[WHAT YOU HAVE TO DO]
Write the data out again exactly, with no pictures.

(Saved entries)
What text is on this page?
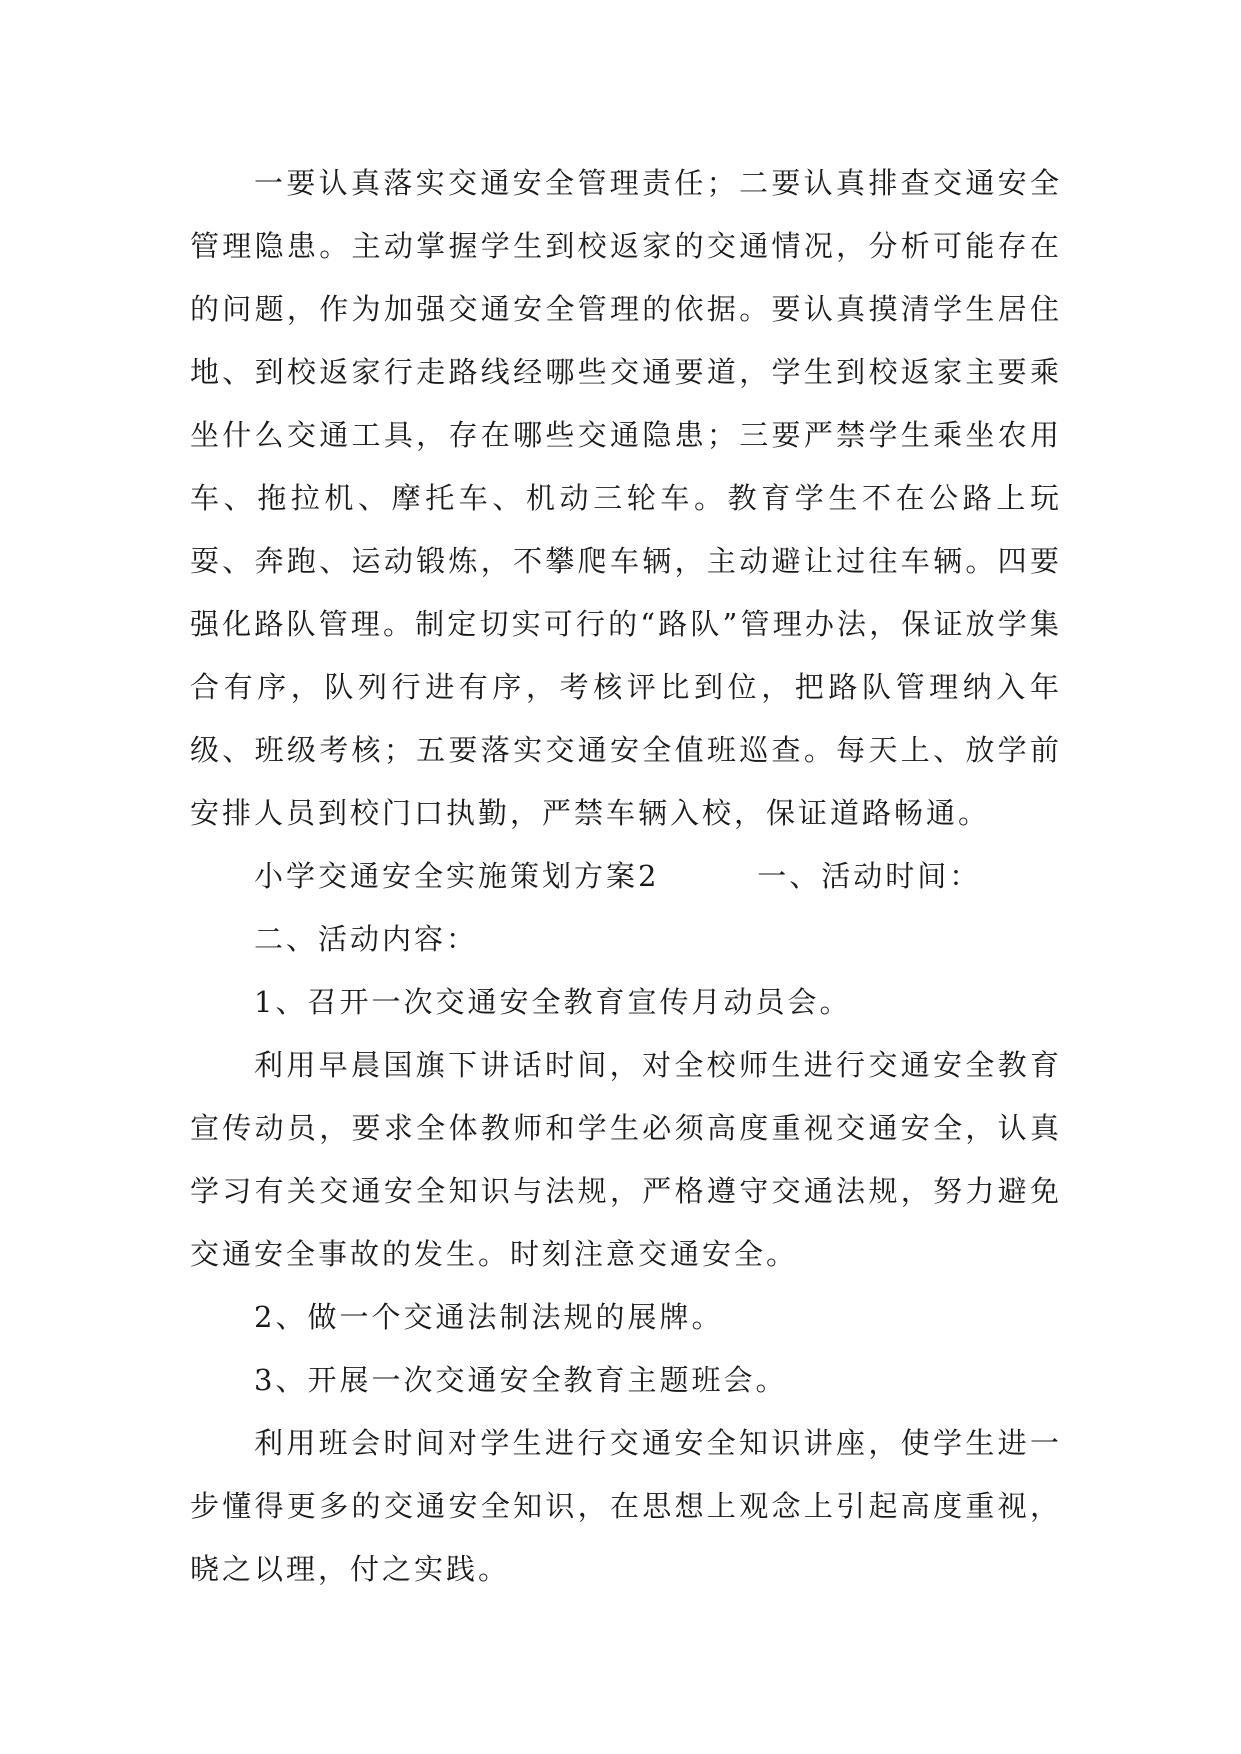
一要认真落实交通安全管理责任；二要认真排查交通安全管理隐患。主动掌握学生到校返家的交通情况，分析可能存在的问题，作为加强交通安全管理的依据。要认真摸清学生居住地、到校返家行走路线经哪些交通要道，学生到校返家主要乘坐什么交通工具，存在哪些交通隐患；三要严禁学生乘坐农用车、拖拉机、摩托车、机动三轮车。教育学生不在公路上玩耍、奔跑、运动锻炼，不攀爬车辆，主动避让过往车辆。四要强化路队管理。制定切实可行的“路队”管理办法，保证放学集合有序，队列行进有序，考核评比到位，把路队管理纳入年级、班级考核；五要落实交通安全值班巡查。每天上、放学前安排人员到校门口执勤，严禁车辆入校，保证道路畅通。

小学交通安全实施策划方案2        一、活动时间：

二、活动内容：

1、召开一次交通安全教育宣传月动员会。

利用早晨国旗下讲话时间，对全校师生进行交通安全教育宣传动员，要求全体教师和学生必须高度重视交通安全，认真学习有关交通安全知识与法规，严格遵守交通法规，努力避免交通安全事故的发生。时刻注意交通安全。

2、做一个交通法制法规的展牌。

3、开展一次交通安全教育主题班会。

利用班会时间对学生进行交通安全知识讲座，使学生进一步懂得更多的交通安全知识，在思想上观念上引起高度重视，晓之以理，付之实践。
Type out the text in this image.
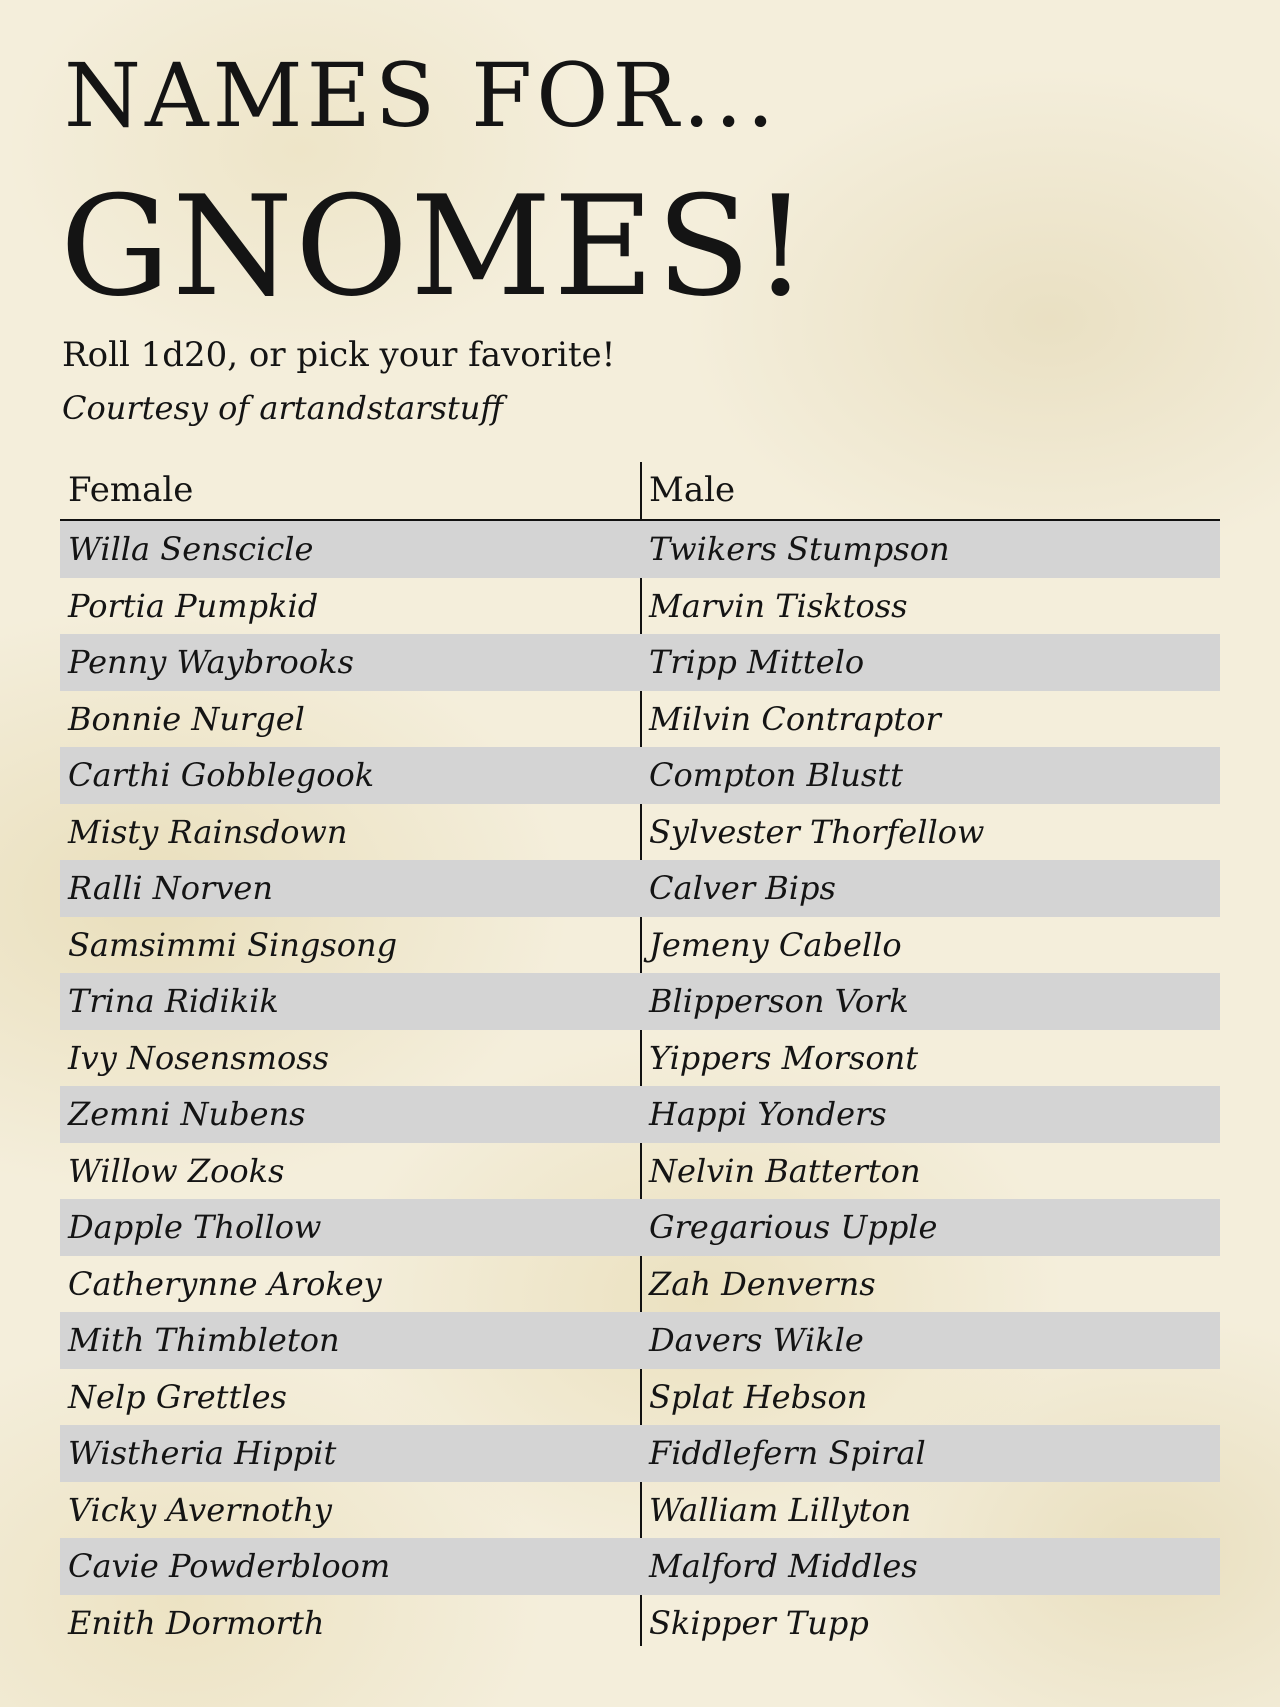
NAMES FOR...
GNOMES!
Roll 1d20, or pick your favorite!
Courtesy of artandstarstuff
Female	Male
Willa Senscicle	Twikers Stumpson
Portia Pumpkid	Marvin Tisktoss
Penny Waybrooks	Tripp Mittelo
Bonnie Nurgel	Milvin Contraptor
Carthi Gobblegook	Compton Blustt
Misty Rainsdown	Sylvester Thorfellow
Ralli Norven	Calver Bips
Samsimmi Singsong	Jemeny Cabello
Trina Ridikik	Blipperson Vork
Ivy Nosensmoss	Yippers Morsont
Zemni Nubens	Happi Yonders
Willow Zooks	Nelvin Batterton
Dapple Thollow	Gregarious Upple
Catherynne Arokey	Zah Denverns
Mith Thimbleton	Davers Wikle
Nelp Grettles	Splat Hebson
Wistheria Hippit	Fiddlefern Spiral
Vicky Avernothy	Walliam Lillyton
Cavie Powderbloom	Malford Middles
Enith Dormorth	Skipper Tupp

[WRITTEN RESPONSE]
What text is on this page?
一要认真落实交通安全管理责任；二要认真排查交通安全管理隐患。主动掌握学生到校返家的交通情况，分析可能存在的问题，作为加强交通安全管理的依据。要认真摸清学生居住地、到校返家行走路线经哪些交通要道，学生到校返家主要乘坐什么交通工具，存在哪些交通隐患；三要严禁学生乘坐农用车、拖拉机、摩托车、机动三轮车。教育学生不在公路上玩耍、奔跑、运动锻炼，不攀爬车辆，主动避让过往车辆。四要强化路队管理。制定切实可行的“路队”管理办法，保证放学集合有序，队列行进有序，考核评比到位，把路队管理纳入年级、班级考核；五要落实交通安全值班巡查。每天上、放学前安排人员到校门口执勤，严禁车辆入校，保证道路畅通。

小学交通安全实施策划方案2        一、活动时间：

二、活动内容：

1、召开一次交通安全教育宣传月动员会。

利用早晨国旗下讲话时间，对全校师生进行交通安全教育宣传动员，要求全体教师和学生必须高度重视交通安全，认真学习有关交通安全知识与法规，严格遵守交通法规，努力避免交通安全事故的发生。时刻注意交通安全。

2、做一个交通法制法规的展牌。

3、开展一次交通安全教育主题班会。

利用班会时间对学生进行交通安全知识讲座，使学生进一步懂得更多的交通安全知识，在思想上观念上引起高度重视，晓之以理，付之实践。
Type out the text in this image.
NAMES FOR...
GNOMES!
Roll 1d20, or pick your favorite!
Courtesy of artandstarstuff
Female	Male
Willa Senscicle	Twikers Stumpson
Portia Pumpkid	Marvin Tisktoss
Penny Waybrooks	Tripp Mittelo
Bonnie Nurgel	Milvin Contraptor
Carthi Gobblegook	Compton Blustt
Misty Rainsdown	Sylvester Thorfellow
Ralli Norven	Calver Bips
Samsimmi Singsong	Jemeny Cabello
Trina Ridikik	Blipperson Vork
Ivy Nosensmoss	Yippers Morsont
Zemni Nubens	Happi Yonders
Willow Zooks	Nelvin Batterton
Dapple Thollow	Gregarious Upple
Catherynne Arokey	Zah Denverns
Mith Thimbleton	Davers Wikle
Nelp Grettles	Splat Hebson
Wistheria Hippit	Fiddlefern Spiral
Vicky Avernothy	Walliam Lillyton
Cavie Powderbloom	Malford Middles
Enith Dormorth	Skipper Tupp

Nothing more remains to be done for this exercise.